Records that describe figures
(begin)
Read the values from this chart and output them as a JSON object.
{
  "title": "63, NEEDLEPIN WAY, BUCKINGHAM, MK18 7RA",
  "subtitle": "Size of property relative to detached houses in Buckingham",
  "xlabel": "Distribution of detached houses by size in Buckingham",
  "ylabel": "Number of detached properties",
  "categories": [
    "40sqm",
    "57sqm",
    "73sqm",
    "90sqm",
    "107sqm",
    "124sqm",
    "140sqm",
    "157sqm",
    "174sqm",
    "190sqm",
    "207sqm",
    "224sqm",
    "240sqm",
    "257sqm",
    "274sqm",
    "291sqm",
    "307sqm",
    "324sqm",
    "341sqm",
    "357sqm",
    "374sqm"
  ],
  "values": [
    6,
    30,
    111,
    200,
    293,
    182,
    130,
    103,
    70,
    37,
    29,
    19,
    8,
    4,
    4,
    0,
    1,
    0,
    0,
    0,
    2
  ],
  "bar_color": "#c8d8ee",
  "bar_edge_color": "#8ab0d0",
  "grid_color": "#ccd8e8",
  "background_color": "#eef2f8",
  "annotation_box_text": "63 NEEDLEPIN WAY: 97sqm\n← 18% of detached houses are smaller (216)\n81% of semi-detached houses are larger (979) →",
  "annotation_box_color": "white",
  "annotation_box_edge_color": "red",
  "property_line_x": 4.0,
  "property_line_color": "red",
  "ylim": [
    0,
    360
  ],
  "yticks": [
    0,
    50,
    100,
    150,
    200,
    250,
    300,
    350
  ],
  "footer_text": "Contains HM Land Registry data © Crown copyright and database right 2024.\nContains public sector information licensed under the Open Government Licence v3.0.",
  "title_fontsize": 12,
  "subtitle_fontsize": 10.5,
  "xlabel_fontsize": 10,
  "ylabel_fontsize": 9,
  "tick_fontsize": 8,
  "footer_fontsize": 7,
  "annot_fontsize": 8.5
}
(end)
| Work to complete |
Quote the data above in full, changing nothing.

| Written response |
Read the values from this chart and output them as a JSON object.
{
  "title": "63, NEEDLEPIN WAY, BUCKINGHAM, MK18 7RA",
  "subtitle": "Size of property relative to detached houses in Buckingham",
  "xlabel": "Distribution of detached houses by size in Buckingham",
  "ylabel": "Number of detached properties",
  "categories": [
    "40sqm",
    "57sqm",
    "73sqm",
    "90sqm",
    "107sqm",
    "124sqm",
    "140sqm",
    "157sqm",
    "174sqm",
    "190sqm",
    "207sqm",
    "224sqm",
    "240sqm",
    "257sqm",
    "274sqm",
    "291sqm",
    "307sqm",
    "324sqm",
    "341sqm",
    "357sqm",
    "374sqm"
  ],
  "values": [
    6,
    30,
    111,
    200,
    293,
    182,
    130,
    103,
    70,
    37,
    29,
    19,
    8,
    4,
    4,
    0,
    1,
    0,
    0,
    0,
    2
  ],
  "bar_color": "#c8d8ee",
  "bar_edge_color": "#8ab0d0",
  "grid_color": "#ccd8e8",
  "background_color": "#eef2f8",
  "annotation_box_text": "63 NEEDLEPIN WAY: 97sqm\n← 18% of detached houses are smaller (216)\n81% of semi-detached houses are larger (979) →",
  "annotation_box_color": "white",
  "annotation_box_edge_color": "red",
  "property_line_x": 4.0,
  "property_line_color": "red",
  "ylim": [
    0,
    360
  ],
  "yticks": [
    0,
    50,
    100,
    150,
    200,
    250,
    300,
    350
  ],
  "footer_text": "Contains HM Land Registry data © Crown copyright and database right 2024.\nContains public sector information licensed under the Open Government Licence v3.0.",
  "title_fontsize": 12,
  "subtitle_fontsize": 10.5,
  "xlabel_fontsize": 10,
  "ylabel_fontsize": 9,
  "tick_fontsize": 8,
  "footer_fontsize": 7,
  "annot_fontsize": 8.5
}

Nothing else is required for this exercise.